§ GOAL:
Check each line below for the word "States" and give the number of lines that have it, nothing more.

(Figure contents as structured data)
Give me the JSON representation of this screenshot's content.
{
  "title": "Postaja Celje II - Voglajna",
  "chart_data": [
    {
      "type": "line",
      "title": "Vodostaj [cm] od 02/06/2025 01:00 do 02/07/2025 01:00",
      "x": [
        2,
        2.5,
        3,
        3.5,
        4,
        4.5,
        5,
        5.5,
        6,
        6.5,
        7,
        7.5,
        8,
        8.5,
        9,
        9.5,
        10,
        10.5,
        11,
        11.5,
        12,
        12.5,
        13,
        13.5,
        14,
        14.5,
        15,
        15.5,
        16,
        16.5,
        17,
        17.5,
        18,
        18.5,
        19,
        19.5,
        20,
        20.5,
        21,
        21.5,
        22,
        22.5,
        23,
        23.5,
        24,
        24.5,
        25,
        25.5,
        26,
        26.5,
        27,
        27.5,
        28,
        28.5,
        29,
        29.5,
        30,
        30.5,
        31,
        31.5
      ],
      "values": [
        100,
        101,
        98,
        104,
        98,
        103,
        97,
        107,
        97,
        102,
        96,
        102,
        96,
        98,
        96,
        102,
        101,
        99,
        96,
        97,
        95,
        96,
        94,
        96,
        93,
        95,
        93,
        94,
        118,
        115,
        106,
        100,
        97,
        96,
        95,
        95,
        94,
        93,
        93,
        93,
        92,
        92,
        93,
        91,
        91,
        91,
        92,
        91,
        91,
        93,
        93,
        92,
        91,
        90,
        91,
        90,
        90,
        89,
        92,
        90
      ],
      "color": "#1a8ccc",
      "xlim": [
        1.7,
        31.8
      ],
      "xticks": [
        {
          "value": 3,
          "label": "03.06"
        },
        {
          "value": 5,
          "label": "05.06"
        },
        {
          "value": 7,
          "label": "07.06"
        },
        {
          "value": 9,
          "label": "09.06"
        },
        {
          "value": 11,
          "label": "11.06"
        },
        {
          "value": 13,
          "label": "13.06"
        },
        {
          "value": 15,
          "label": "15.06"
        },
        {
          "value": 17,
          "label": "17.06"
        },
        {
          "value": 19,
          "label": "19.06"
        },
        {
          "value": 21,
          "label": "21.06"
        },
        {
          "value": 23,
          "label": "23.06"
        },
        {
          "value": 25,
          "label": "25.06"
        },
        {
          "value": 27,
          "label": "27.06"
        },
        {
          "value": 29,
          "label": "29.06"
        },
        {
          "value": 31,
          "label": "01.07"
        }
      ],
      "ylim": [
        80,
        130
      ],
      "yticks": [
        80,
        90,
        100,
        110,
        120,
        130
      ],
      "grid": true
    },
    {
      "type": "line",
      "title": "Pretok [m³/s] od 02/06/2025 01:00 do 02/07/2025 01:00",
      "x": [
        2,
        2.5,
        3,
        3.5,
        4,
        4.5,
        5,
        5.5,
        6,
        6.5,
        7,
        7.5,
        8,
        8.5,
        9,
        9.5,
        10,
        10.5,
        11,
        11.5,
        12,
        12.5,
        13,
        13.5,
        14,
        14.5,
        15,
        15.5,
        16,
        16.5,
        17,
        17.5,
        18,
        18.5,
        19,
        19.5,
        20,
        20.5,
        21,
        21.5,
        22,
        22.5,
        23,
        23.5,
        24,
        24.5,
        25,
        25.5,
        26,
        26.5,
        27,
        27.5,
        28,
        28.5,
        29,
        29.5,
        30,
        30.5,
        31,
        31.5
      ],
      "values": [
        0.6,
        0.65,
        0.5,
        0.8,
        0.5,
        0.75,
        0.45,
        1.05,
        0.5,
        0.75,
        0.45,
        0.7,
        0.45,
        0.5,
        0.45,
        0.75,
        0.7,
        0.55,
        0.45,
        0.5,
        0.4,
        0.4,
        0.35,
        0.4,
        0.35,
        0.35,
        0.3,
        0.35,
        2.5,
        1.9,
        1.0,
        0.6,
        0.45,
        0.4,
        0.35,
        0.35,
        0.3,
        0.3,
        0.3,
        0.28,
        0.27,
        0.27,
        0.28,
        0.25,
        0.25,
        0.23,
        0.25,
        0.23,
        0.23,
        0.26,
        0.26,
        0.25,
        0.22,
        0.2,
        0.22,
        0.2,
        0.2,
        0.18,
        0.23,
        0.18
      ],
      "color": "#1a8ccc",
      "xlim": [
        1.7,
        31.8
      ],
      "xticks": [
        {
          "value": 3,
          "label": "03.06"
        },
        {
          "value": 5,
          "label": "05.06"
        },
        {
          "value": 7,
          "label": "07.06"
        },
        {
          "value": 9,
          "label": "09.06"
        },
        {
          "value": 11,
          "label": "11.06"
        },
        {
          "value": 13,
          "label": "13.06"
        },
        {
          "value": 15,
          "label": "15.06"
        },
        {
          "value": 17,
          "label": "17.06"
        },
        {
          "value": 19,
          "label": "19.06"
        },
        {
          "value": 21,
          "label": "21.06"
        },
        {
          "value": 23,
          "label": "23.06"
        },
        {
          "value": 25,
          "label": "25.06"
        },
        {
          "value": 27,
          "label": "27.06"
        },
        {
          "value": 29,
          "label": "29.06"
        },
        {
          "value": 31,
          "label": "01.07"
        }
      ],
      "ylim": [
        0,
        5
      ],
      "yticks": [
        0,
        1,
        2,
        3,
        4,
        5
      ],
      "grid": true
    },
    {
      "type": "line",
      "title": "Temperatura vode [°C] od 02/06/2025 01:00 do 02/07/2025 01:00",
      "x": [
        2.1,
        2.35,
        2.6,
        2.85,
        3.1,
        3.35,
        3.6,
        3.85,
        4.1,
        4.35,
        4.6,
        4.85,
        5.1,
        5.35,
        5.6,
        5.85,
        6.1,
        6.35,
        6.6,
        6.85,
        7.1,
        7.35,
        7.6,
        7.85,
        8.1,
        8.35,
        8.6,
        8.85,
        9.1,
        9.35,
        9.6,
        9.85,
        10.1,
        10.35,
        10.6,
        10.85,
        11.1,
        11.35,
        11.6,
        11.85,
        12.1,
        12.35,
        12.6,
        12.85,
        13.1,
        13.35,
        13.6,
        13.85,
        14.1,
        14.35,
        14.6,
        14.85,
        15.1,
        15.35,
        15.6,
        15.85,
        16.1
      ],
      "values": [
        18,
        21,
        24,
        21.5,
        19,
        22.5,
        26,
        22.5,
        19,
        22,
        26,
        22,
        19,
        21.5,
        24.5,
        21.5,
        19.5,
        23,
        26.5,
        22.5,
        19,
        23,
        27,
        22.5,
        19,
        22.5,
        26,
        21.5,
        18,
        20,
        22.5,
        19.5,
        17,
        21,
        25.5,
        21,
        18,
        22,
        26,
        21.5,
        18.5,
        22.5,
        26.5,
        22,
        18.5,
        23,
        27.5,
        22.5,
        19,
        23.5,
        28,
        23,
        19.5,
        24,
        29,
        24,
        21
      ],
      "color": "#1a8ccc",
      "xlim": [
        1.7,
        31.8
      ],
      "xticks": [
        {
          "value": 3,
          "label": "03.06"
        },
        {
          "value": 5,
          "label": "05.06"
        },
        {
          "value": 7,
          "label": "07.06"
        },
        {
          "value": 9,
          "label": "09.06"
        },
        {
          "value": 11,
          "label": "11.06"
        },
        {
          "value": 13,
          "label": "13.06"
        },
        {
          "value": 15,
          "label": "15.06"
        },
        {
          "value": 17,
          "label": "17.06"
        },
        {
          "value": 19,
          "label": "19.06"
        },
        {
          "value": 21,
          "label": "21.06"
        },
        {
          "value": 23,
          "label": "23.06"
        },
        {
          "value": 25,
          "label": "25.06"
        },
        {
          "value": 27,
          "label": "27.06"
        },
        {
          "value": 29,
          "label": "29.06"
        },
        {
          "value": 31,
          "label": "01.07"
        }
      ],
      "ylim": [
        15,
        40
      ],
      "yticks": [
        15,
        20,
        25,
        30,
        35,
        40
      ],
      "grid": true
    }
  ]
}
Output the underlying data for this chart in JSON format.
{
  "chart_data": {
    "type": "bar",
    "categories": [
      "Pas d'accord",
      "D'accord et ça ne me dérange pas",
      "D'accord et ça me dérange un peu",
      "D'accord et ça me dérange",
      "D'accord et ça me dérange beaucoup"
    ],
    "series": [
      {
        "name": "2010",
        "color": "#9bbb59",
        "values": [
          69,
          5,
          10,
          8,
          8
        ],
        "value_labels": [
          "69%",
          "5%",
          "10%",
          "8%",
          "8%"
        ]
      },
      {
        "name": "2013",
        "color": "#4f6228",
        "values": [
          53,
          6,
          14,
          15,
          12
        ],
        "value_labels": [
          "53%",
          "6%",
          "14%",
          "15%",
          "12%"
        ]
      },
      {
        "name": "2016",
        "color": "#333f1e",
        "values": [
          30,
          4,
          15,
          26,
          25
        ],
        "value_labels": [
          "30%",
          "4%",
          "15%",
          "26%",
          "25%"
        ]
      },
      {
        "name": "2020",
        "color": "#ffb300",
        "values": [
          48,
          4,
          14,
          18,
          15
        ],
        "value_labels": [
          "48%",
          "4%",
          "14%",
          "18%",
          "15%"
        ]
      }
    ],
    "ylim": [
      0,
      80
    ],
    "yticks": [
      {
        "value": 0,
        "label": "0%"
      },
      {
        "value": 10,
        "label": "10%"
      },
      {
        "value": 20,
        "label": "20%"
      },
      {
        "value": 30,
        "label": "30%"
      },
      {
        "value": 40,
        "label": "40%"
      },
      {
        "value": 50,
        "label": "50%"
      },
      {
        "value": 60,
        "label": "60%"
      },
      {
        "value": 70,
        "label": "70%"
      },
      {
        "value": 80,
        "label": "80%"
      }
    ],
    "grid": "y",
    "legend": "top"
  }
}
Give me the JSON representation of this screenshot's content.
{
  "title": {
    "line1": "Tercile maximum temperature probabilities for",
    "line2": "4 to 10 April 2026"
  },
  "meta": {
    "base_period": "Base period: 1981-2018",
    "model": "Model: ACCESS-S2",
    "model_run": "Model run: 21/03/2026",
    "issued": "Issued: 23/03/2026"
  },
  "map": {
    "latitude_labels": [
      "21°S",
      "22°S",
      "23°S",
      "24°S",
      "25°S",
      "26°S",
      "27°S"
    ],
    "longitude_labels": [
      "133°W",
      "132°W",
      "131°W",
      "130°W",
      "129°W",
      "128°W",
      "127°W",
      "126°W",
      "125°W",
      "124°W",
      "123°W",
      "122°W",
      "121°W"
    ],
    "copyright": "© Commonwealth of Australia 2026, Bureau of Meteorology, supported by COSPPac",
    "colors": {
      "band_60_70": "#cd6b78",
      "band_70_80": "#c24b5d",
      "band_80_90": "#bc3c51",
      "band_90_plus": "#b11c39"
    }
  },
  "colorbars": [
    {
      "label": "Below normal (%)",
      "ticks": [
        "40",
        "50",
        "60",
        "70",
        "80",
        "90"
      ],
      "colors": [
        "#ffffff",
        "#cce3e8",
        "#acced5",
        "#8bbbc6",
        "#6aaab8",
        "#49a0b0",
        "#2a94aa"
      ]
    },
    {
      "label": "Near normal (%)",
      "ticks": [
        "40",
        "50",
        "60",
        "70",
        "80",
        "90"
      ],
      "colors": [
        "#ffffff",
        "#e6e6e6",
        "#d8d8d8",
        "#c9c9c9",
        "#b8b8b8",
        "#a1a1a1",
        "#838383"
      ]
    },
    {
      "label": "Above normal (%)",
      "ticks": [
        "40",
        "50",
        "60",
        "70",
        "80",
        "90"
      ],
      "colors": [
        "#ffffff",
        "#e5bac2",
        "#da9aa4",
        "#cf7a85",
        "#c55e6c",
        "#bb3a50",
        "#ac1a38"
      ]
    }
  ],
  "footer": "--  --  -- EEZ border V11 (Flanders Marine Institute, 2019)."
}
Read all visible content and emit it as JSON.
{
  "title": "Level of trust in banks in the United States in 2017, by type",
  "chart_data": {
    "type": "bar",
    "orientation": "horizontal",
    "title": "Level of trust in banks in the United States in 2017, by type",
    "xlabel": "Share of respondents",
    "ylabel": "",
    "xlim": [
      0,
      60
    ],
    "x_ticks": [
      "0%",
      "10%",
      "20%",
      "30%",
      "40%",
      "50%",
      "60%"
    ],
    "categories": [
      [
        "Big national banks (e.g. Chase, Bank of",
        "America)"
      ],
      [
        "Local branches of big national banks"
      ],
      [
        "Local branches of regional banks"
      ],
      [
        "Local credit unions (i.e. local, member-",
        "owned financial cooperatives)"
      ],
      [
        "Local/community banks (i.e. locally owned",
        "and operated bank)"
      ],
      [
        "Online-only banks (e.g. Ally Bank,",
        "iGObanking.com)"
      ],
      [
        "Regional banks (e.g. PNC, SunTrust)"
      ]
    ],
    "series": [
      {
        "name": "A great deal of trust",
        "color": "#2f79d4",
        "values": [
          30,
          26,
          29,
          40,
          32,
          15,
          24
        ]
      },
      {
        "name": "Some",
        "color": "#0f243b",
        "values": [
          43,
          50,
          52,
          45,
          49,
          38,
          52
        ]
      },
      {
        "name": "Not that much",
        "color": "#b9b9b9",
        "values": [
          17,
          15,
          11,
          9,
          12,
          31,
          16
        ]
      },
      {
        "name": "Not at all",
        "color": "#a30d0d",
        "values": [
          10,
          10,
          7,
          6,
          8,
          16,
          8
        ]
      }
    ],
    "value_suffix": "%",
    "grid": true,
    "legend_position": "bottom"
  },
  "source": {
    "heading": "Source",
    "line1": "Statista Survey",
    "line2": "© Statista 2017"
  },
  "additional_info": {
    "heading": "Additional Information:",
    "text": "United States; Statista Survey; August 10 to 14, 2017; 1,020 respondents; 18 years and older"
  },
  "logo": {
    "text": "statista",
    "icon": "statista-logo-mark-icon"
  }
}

§ OUTPUT:
3